**Problem to work on**.
Print each line exactly as it is given.

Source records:
· · · · ·
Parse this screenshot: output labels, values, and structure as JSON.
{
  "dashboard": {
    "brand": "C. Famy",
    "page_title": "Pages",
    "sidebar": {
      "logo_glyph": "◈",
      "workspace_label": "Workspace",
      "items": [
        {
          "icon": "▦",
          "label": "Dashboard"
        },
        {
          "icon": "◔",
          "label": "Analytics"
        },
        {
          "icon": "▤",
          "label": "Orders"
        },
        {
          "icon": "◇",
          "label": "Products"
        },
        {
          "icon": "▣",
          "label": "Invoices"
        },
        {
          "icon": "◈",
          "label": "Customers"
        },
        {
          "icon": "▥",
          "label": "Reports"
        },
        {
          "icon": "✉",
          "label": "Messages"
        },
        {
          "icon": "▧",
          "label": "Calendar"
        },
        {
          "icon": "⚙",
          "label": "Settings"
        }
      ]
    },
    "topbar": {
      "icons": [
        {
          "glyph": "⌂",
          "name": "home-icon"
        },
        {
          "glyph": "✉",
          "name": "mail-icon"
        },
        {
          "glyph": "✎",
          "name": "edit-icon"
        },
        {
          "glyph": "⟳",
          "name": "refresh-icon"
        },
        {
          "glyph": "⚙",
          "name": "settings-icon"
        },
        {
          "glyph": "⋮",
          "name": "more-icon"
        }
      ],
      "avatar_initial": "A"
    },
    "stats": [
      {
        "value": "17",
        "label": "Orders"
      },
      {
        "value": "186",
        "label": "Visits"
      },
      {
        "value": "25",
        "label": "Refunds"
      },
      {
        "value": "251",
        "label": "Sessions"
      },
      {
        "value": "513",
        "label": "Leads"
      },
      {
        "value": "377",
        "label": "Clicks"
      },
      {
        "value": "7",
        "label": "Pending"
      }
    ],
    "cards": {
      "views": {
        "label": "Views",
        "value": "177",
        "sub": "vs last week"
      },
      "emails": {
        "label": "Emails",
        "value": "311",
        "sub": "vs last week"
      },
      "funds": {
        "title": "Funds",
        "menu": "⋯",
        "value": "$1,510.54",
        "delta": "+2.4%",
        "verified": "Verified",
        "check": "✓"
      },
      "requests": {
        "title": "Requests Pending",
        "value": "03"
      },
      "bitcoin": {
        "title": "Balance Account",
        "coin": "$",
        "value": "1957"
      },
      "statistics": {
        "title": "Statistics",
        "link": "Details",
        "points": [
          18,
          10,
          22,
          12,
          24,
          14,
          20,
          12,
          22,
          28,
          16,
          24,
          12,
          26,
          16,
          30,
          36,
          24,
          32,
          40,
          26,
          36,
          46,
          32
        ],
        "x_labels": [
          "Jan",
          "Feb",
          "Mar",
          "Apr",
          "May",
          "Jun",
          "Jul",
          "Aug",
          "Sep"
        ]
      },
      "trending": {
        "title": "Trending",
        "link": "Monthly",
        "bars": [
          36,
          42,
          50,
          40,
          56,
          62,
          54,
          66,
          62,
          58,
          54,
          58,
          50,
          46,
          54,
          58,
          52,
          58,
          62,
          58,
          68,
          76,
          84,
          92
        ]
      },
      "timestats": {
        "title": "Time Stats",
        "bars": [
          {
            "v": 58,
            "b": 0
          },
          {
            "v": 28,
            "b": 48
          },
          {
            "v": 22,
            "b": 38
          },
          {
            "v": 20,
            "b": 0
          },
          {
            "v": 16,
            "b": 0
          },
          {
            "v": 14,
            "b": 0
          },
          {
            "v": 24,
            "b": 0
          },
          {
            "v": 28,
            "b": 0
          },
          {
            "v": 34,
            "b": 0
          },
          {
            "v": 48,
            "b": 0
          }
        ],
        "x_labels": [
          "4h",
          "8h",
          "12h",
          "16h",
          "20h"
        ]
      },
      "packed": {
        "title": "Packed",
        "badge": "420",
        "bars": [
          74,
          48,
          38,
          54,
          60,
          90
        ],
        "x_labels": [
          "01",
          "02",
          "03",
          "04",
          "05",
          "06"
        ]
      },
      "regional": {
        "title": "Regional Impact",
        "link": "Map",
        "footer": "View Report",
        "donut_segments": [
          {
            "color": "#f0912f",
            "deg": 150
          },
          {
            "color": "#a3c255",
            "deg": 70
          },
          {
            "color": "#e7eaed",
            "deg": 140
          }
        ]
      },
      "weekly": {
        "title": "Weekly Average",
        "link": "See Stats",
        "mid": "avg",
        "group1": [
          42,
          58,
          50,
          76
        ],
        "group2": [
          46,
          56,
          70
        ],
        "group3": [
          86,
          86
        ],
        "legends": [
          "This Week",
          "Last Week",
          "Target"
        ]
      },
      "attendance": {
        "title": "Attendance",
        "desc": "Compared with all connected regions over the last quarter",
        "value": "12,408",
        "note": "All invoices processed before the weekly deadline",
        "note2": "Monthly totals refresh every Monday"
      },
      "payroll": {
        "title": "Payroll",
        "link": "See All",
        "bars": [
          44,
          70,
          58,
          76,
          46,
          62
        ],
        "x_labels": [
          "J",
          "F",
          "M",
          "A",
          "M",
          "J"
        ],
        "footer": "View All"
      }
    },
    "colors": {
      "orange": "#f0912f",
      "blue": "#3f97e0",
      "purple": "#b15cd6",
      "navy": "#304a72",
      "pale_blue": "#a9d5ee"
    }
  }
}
· · · · ·
**Answer in full**.
Parse this screenshot: output labels, values, and structure as JSON.
{
  "dashboard": {
    "brand": "C. Famy",
    "page_title": "Pages",
    "sidebar": {
      "logo_glyph": "◈",
      "workspace_label": "Workspace",
      "items": [
        {
          "icon": "▦",
          "label": "Dashboard"
        },
        {
          "icon": "◔",
          "label": "Analytics"
        },
        {
          "icon": "▤",
          "label": "Orders"
        },
        {
          "icon": "◇",
          "label": "Products"
        },
        {
          "icon": "▣",
          "label": "Invoices"
        },
        {
          "icon": "◈",
          "label": "Customers"
        },
        {
          "icon": "▥",
          "label": "Reports"
        },
        {
          "icon": "✉",
          "label": "Messages"
        },
        {
          "icon": "▧",
          "label": "Calendar"
        },
        {
          "icon": "⚙",
          "label": "Settings"
        }
      ]
    },
    "topbar": {
      "icons": [
        {
          "glyph": "⌂",
          "name": "home-icon"
        },
        {
          "glyph": "✉",
          "name": "mail-icon"
        },
        {
          "glyph": "✎",
          "name": "edit-icon"
        },
        {
          "glyph": "⟳",
          "name": "refresh-icon"
        },
        {
          "glyph": "⚙",
          "name": "settings-icon"
        },
        {
          "glyph": "⋮",
          "name": "more-icon"
        }
      ],
      "avatar_initial": "A"
    },
    "stats": [
      {
        "value": "17",
        "label": "Orders"
      },
      {
        "value": "186",
        "label": "Visits"
      },
      {
        "value": "25",
        "label": "Refunds"
      },
      {
        "value": "251",
        "label": "Sessions"
      },
      {
        "value": "513",
        "label": "Leads"
      },
      {
        "value": "377",
        "label": "Clicks"
      },
      {
        "value": "7",
        "label": "Pending"
      }
    ],
    "cards": {
      "views": {
        "label": "Views",
        "value": "177",
        "sub": "vs last week"
      },
      "emails": {
        "label": "Emails",
        "value": "311",
        "sub": "vs last week"
      },
      "funds": {
        "title": "Funds",
        "menu": "⋯",
        "value": "$1,510.54",
        "delta": "+2.4%",
        "verified": "Verified",
        "check": "✓"
      },
      "requests": {
        "title": "Requests Pending",
        "value": "03"
      },
      "bitcoin": {
        "title": "Balance Account",
        "coin": "$",
        "value": "1957"
      },
      "statistics": {
        "title": "Statistics",
        "link": "Details",
        "points": [
          18,
          10,
          22,
          12,
          24,
          14,
          20,
          12,
          22,
          28,
          16,
          24,
          12,
          26,
          16,
          30,
          36,
          24,
          32,
          40,
          26,
          36,
          46,
          32
        ],
        "x_labels": [
          "Jan",
          "Feb",
          "Mar",
          "Apr",
          "May",
          "Jun",
          "Jul",
          "Aug",
          "Sep"
        ]
      },
      "trending": {
        "title": "Trending",
        "link": "Monthly",
        "bars": [
          36,
          42,
          50,
          40,
          56,
          62,
          54,
          66,
          62,
          58,
          54,
          58,
          50,
          46,
          54,
          58,
          52,
          58,
          62,
          58,
          68,
          76,
          84,
          92
        ]
      },
      "timestats": {
        "title": "Time Stats",
        "bars": [
          {
            "v": 58,
            "b": 0
          },
          {
            "v": 28,
            "b": 48
          },
          {
            "v": 22,
            "b": 38
          },
          {
            "v": 20,
            "b": 0
          },
          {
            "v": 16,
            "b": 0
          },
          {
            "v": 14,
            "b": 0
          },
          {
            "v": 24,
            "b": 0
          },
          {
            "v": 28,
            "b": 0
          },
          {
            "v": 34,
            "b": 0
          },
          {
            "v": 48,
            "b": 0
          }
        ],
        "x_labels": [
          "4h",
          "8h",
          "12h",
          "16h",
          "20h"
        ]
      },
      "packed": {
        "title": "Packed",
        "badge": "420",
        "bars": [
          74,
          48,
          38,
          54,
          60,
          90
        ],
        "x_labels": [
          "01",
          "02",
          "03",
          "04",
          "05",
          "06"
        ]
      },
      "regional": {
        "title": "Regional Impact",
        "link": "Map",
        "footer": "View Report",
        "donut_segments": [
          {
            "color": "#f0912f",
            "deg": 150
          },
          {
            "color": "#a3c255",
            "deg": 70
          },
          {
            "color": "#e7eaed",
            "deg": 140
          }
        ]
      },
      "weekly": {
        "title": "Weekly Average",
        "link": "See Stats",
        "mid": "avg",
        "group1": [
          42,
          58,
          50,
          76
        ],
        "group2": [
          46,
          56,
          70
        ],
        "group3": [
          86,
          86
        ],
        "legends": [
          "This Week",
          "Last Week",
          "Target"
        ]
      },
      "attendance": {
        "title": "Attendance",
        "desc": "Compared with all connected regions over the last quarter",
        "value": "12,408",
        "note": "All invoices processed before the weekly deadline",
        "note2": "Monthly totals refresh every Monday"
      },
      "payroll": {
        "title": "Payroll",
        "link": "See All",
        "bars": [
          44,
          70,
          58,
          76,
          46,
          62
        ],
        "x_labels": [
          "J",
          "F",
          "M",
          "A",
          "M",
          "J"
        ],
        "footer": "View All"
      }
    },
    "colors": {
      "orange": "#f0912f",
      "blue": "#3f97e0",
      "purple": "#b15cd6",
      "navy": "#304a72",
      "pale_blue": "#a9d5ee"
    }
  }
}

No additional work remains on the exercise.